What you need to do — Leave out the pictures and transcribe everything else exactly.

■ ■ ■

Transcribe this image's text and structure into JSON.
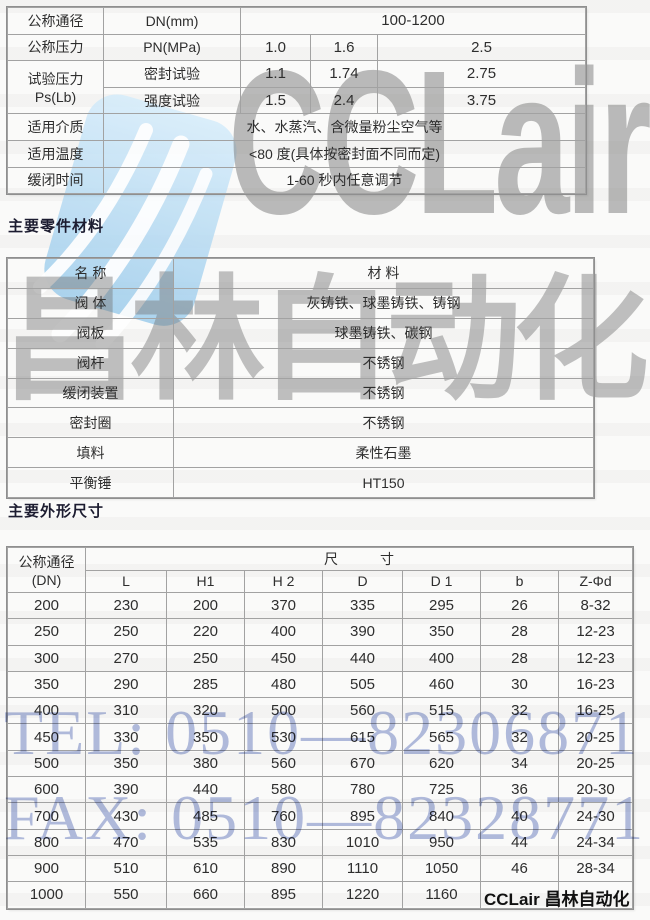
{
  "sections": {
    "materials_title": "主要零件材料",
    "dimensions_title": "主要外形尺寸"
  },
  "spec": {
    "r1": {
      "label": "公称通径",
      "sub": "DN(mm)",
      "v": "100-1200"
    },
    "r2": {
      "label": "公称压力",
      "sub": "PN(MPa)",
      "v1": "1.0",
      "v2": "1.6",
      "v3": "2.5"
    },
    "r3": {
      "label_line1": "试验压力",
      "label_line2": "Ps(Lb)",
      "sub": "密封试验",
      "v1": "1.1",
      "v2": "1.74",
      "v3": "2.75"
    },
    "r4": {
      "sub": "强度试验",
      "v1": "1.5",
      "v2": "2.4",
      "v3": "3.75"
    },
    "r5": {
      "label": "适用介质",
      "v": "水、水蒸汽、含微量粉尘空气等"
    },
    "r6": {
      "label": "适用温度",
      "v": "<80 度(具体按密封面不同而定)"
    },
    "r7": {
      "label": "缓闭时间",
      "v": "1-60 秒内任意调节"
    }
  },
  "materials_table": {
    "headers": [
      "名 称",
      "材 料"
    ],
    "rows": [
      [
        "阀 体",
        "灰铸铁、球墨铸铁、铸钢"
      ],
      [
        "阀板",
        "球墨铸铁、碳钢"
      ],
      [
        "阀杆",
        "不锈钢"
      ],
      [
        "缓闭装置",
        "不锈钢"
      ],
      [
        "密封圈",
        "不锈钢"
      ],
      [
        "填料",
        "柔性石墨"
      ],
      [
        "平衡锤",
        "HT150"
      ]
    ]
  },
  "dimensions_table": {
    "corner_line1": "公称通径",
    "corner_line2": "(DN)",
    "group_header": "尺　　　寸",
    "columns": [
      "L",
      "H1",
      "H 2",
      "D",
      "D 1",
      "b",
      "Z-Φd"
    ],
    "rows": [
      [
        "200",
        "230",
        "200",
        "370",
        "335",
        "295",
        "26",
        "8-32"
      ],
      [
        "250",
        "250",
        "220",
        "400",
        "390",
        "350",
        "28",
        "12-23"
      ],
      [
        "300",
        "270",
        "250",
        "450",
        "440",
        "400",
        "28",
        "12-23"
      ],
      [
        "350",
        "290",
        "285",
        "480",
        "505",
        "460",
        "30",
        "16-23"
      ],
      [
        "400",
        "310",
        "320",
        "500",
        "560",
        "515",
        "32",
        "16-25"
      ],
      [
        "450",
        "330",
        "350",
        "530",
        "615",
        "565",
        "32",
        "20-25"
      ],
      [
        "500",
        "350",
        "380",
        "560",
        "670",
        "620",
        "34",
        "20-25"
      ],
      [
        "600",
        "390",
        "440",
        "580",
        "780",
        "725",
        "36",
        "20-30"
      ],
      [
        "700",
        "430",
        "485",
        "760",
        "895",
        "840",
        "40",
        "24-30"
      ],
      [
        "800",
        "470",
        "535",
        "830",
        "1010",
        "950",
        "44",
        "24-34"
      ],
      [
        "900",
        "510",
        "610",
        "890",
        "1110",
        "1050",
        "46",
        "28-34"
      ],
      [
        "1000",
        "550",
        "660",
        "895",
        "1220",
        "1160",
        "",
        ""
      ]
    ]
  },
  "watermarks": {
    "logo_text": "CCLair",
    "brand_cn": "昌林自动化",
    "tel": "TEL: 0510—82306871",
    "fax": "FAX: 0510—82328771",
    "footer_brand": "CCLair 昌林自动化",
    "colors": {
      "logo_blue": "#aed4f0",
      "watermark_gray": "#777777",
      "tel_fax_blue": "#7486c7",
      "footer_black": "#111111"
    }
  }
}
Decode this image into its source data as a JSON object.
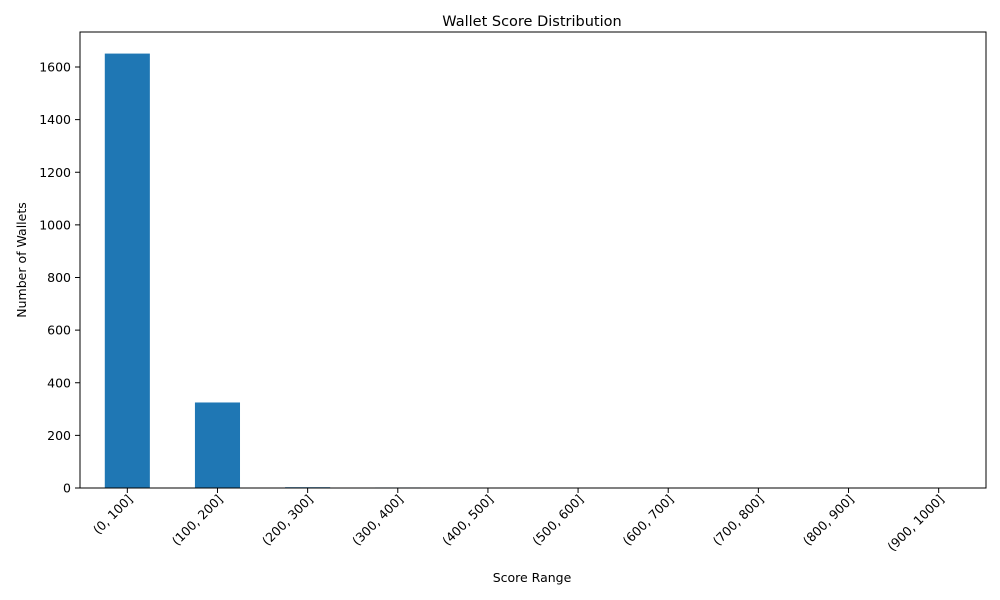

■ ■ ■

Full output —
Transcribe this image's text and structure into JSON.
{
  "sections": {
    "materials_title": "主要零件材料",
    "dimensions_title": "主要外形尺寸"
  },
  "spec": {
    "r1": {
      "label": "公称通径",
      "sub": "DN(mm)",
      "v": "100-1200"
    },
    "r2": {
      "label": "公称压力",
      "sub": "PN(MPa)",
      "v1": "1.0",
      "v2": "1.6",
      "v3": "2.5"
    },
    "r3": {
      "label_line1": "试验压力",
      "label_line2": "Ps(Lb)",
      "sub": "密封试验",
      "v1": "1.1",
      "v2": "1.74",
      "v3": "2.75"
    },
    "r4": {
      "sub": "强度试验",
      "v1": "1.5",
      "v2": "2.4",
      "v3": "3.75"
    },
    "r5": {
      "label": "适用介质",
      "v": "水、水蒸汽、含微量粉尘空气等"
    },
    "r6": {
      "label": "适用温度",
      "v": "<80 度(具体按密封面不同而定)"
    },
    "r7": {
      "label": "缓闭时间",
      "v": "1-60 秒内任意调节"
    }
  },
  "materials_table": {
    "headers": [
      "名 称",
      "材 料"
    ],
    "rows": [
      [
        "阀 体",
        "灰铸铁、球墨铸铁、铸钢"
      ],
      [
        "阀板",
        "球墨铸铁、碳钢"
      ],
      [
        "阀杆",
        "不锈钢"
      ],
      [
        "缓闭装置",
        "不锈钢"
      ],
      [
        "密封圈",
        "不锈钢"
      ],
      [
        "填料",
        "柔性石墨"
      ],
      [
        "平衡锤",
        "HT150"
      ]
    ]
  },
  "dimensions_table": {
    "corner_line1": "公称通径",
    "corner_line2": "(DN)",
    "group_header": "尺　　　寸",
    "columns": [
      "L",
      "H1",
      "H 2",
      "D",
      "D 1",
      "b",
      "Z-Φd"
    ],
    "rows": [
      [
        "200",
        "230",
        "200",
        "370",
        "335",
        "295",
        "26",
        "8-32"
      ],
      [
        "250",
        "250",
        "220",
        "400",
        "390",
        "350",
        "28",
        "12-23"
      ],
      [
        "300",
        "270",
        "250",
        "450",
        "440",
        "400",
        "28",
        "12-23"
      ],
      [
        "350",
        "290",
        "285",
        "480",
        "505",
        "460",
        "30",
        "16-23"
      ],
      [
        "400",
        "310",
        "320",
        "500",
        "560",
        "515",
        "32",
        "16-25"
      ],
      [
        "450",
        "330",
        "350",
        "530",
        "615",
        "565",
        "32",
        "20-25"
      ],
      [
        "500",
        "350",
        "380",
        "560",
        "670",
        "620",
        "34",
        "20-25"
      ],
      [
        "600",
        "390",
        "440",
        "580",
        "780",
        "725",
        "36",
        "20-30"
      ],
      [
        "700",
        "430",
        "485",
        "760",
        "895",
        "840",
        "40",
        "24-30"
      ],
      [
        "800",
        "470",
        "535",
        "830",
        "1010",
        "950",
        "44",
        "24-34"
      ],
      [
        "900",
        "510",
        "610",
        "890",
        "1110",
        "1050",
        "46",
        "28-34"
      ],
      [
        "1000",
        "550",
        "660",
        "895",
        "1220",
        "1160",
        "",
        ""
      ]
    ]
  },
  "watermarks": {
    "logo_text": "CCLair",
    "brand_cn": "昌林自动化",
    "tel": "TEL: 0510—82306871",
    "fax": "FAX: 0510—82328771",
    "footer_brand": "CCLair 昌林自动化",
    "colors": {
      "logo_blue": "#aed4f0",
      "watermark_gray": "#777777",
      "tel_fax_blue": "#7486c7",
      "footer_black": "#111111"
    }
  }
}
Decode this image into its source data as a JSON object.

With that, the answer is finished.